* [Goal]: Copy out all the lines where "JSON" shows up.
============
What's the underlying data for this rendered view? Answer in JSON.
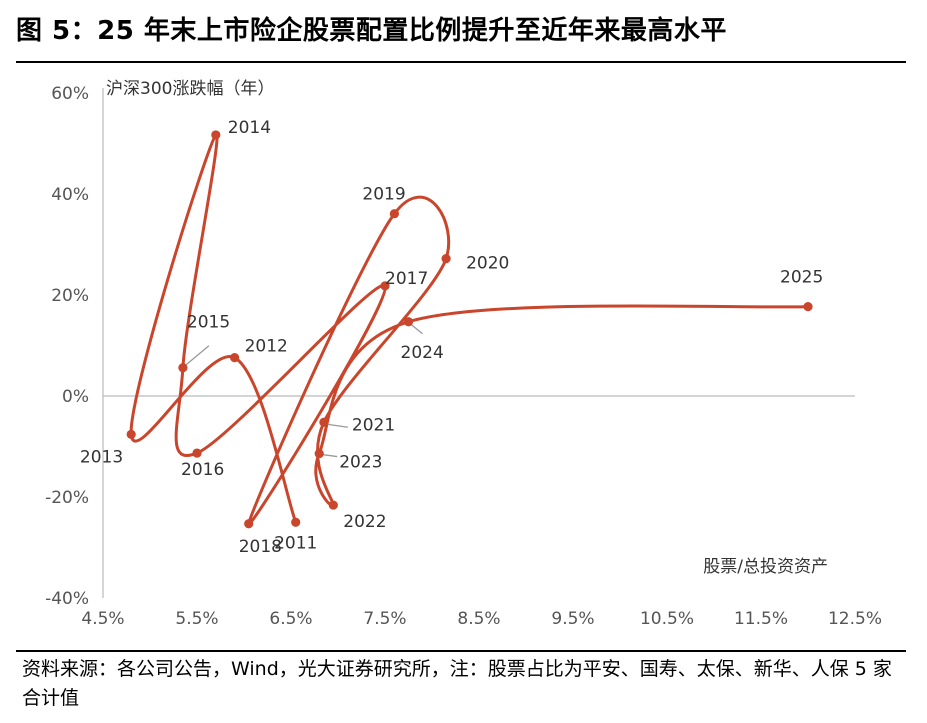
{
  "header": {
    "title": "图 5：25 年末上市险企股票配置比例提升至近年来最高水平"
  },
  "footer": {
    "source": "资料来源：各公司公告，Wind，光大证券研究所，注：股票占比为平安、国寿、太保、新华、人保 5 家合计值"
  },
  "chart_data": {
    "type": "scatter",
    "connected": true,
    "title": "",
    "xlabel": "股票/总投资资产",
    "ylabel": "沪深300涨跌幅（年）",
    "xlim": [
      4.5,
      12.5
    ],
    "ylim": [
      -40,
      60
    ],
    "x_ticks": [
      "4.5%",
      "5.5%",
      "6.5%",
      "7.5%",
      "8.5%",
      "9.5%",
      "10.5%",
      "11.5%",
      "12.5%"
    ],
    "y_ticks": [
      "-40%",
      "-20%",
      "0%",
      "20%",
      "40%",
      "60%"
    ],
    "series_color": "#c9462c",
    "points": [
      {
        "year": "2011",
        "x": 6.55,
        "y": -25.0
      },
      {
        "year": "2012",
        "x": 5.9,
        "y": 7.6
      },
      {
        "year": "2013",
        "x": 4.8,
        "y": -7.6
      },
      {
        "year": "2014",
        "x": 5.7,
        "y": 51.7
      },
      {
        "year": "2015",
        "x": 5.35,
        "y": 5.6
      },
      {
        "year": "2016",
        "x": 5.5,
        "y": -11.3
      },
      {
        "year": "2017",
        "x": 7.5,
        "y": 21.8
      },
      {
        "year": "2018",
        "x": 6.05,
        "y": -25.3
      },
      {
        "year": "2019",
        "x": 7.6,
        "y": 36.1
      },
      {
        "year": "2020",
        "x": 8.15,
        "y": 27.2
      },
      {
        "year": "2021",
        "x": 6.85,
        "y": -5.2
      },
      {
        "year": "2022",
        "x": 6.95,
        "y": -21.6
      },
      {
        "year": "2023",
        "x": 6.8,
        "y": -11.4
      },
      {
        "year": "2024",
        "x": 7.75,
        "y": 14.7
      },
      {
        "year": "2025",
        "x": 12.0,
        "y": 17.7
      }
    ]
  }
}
============
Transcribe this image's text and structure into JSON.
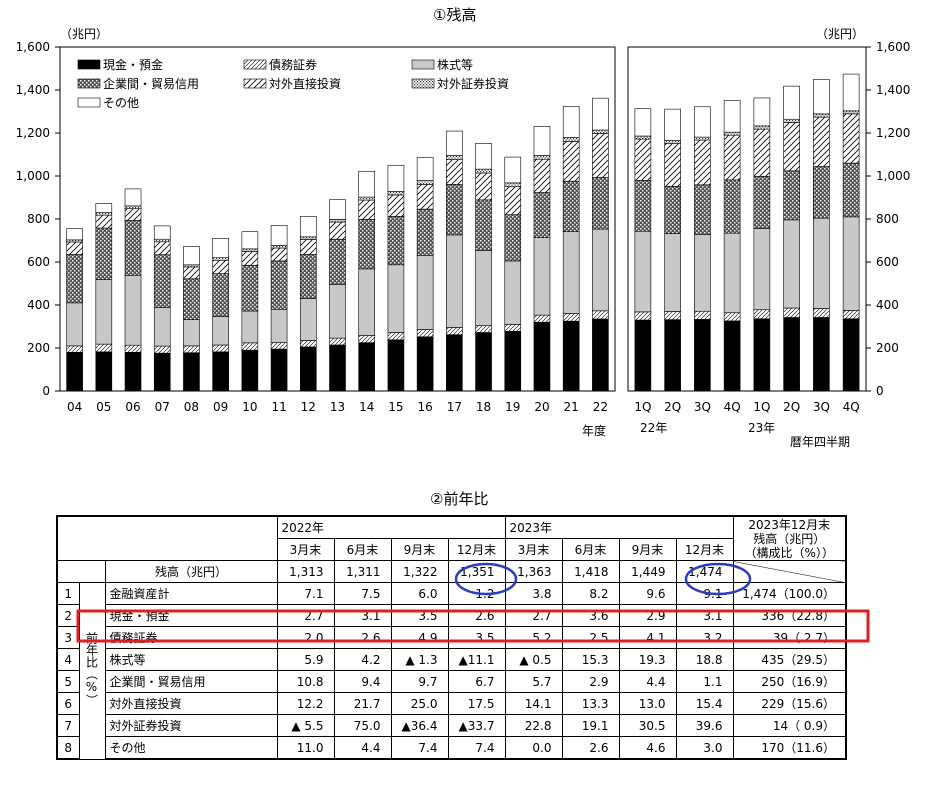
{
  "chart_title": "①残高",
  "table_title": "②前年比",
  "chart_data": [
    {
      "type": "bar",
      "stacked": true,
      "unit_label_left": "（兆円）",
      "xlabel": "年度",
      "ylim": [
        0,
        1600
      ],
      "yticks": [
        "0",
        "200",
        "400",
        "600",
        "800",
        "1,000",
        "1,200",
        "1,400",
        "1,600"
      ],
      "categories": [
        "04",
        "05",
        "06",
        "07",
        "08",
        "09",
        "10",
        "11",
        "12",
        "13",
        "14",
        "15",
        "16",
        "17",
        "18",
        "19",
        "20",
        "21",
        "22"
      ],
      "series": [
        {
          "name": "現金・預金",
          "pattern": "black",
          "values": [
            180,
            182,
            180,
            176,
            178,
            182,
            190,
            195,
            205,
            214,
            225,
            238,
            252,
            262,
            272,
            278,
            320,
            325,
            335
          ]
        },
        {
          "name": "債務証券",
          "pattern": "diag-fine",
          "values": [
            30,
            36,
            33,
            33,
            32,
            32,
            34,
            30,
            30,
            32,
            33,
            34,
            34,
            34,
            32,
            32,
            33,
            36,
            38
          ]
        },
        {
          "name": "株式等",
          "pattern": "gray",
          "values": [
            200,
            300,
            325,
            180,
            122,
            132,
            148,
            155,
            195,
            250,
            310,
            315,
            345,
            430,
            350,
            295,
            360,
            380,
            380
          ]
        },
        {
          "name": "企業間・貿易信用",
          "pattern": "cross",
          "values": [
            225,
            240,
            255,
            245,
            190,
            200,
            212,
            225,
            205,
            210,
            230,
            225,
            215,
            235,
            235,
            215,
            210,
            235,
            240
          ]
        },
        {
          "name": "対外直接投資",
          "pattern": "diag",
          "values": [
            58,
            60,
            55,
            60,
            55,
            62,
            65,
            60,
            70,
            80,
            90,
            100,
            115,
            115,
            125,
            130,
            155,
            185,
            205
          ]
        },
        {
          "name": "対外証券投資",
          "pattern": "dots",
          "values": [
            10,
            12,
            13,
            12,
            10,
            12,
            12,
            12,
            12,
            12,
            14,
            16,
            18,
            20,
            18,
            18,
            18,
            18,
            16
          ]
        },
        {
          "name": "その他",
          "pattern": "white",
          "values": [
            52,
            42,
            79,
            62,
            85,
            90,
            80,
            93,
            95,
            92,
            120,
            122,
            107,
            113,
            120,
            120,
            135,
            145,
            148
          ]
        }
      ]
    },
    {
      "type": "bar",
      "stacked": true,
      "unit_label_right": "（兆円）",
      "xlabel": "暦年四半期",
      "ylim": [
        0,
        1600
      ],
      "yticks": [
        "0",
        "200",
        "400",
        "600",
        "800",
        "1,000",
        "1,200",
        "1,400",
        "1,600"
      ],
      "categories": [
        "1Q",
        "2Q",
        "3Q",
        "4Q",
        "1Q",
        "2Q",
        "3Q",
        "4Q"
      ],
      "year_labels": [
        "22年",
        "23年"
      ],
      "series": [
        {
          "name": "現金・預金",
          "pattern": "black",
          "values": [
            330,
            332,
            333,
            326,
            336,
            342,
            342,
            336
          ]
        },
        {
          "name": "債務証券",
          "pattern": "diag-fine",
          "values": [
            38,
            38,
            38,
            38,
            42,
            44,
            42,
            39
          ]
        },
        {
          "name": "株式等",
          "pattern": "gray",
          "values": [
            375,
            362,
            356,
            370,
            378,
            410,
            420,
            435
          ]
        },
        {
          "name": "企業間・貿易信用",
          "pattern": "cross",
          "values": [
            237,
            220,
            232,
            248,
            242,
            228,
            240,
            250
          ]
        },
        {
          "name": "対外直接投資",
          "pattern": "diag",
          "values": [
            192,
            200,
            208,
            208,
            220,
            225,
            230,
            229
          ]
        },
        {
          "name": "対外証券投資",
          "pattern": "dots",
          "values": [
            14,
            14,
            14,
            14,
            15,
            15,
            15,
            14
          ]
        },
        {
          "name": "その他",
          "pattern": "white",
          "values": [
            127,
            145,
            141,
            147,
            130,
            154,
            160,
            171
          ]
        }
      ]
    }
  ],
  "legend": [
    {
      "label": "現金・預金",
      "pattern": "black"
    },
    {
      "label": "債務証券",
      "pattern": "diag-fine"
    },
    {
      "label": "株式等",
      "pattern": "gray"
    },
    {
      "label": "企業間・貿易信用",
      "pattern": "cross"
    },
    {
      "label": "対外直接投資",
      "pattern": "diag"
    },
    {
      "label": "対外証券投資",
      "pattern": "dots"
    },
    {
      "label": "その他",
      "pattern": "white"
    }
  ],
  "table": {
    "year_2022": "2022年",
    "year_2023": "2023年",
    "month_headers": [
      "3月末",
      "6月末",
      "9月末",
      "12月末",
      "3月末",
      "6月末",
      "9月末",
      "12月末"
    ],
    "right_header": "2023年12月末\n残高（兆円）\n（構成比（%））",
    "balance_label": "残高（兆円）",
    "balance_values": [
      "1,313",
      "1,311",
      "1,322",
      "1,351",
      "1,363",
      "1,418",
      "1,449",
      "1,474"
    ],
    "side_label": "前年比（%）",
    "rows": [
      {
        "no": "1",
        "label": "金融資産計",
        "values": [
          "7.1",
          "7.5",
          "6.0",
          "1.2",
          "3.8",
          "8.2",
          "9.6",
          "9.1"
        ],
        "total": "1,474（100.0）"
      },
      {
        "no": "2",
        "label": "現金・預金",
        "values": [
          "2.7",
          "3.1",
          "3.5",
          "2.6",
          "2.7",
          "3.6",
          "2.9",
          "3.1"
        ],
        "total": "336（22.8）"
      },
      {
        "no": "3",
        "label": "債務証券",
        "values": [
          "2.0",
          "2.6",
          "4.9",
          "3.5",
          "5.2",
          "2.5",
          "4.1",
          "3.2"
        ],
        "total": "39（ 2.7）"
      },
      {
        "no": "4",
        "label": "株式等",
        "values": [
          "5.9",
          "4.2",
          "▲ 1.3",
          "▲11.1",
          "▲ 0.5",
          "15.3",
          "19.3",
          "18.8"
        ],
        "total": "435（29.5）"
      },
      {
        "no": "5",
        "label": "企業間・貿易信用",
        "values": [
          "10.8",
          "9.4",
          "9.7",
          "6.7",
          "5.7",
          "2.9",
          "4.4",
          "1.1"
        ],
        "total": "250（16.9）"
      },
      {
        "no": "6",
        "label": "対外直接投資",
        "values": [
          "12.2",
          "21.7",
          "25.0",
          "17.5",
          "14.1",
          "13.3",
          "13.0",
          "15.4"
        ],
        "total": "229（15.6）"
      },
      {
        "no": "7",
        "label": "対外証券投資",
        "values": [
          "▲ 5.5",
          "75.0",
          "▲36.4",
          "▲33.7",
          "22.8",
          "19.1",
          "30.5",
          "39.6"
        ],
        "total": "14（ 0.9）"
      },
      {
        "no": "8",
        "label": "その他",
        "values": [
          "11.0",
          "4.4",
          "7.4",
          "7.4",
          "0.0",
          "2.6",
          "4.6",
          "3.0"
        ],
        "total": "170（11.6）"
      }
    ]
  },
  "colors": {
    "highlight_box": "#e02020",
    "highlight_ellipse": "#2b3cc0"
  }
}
============
* [Output for this task]:
What's the underlying data for this rendered view? Answer in JSON.
Transcribe this image's text and structure into JSON.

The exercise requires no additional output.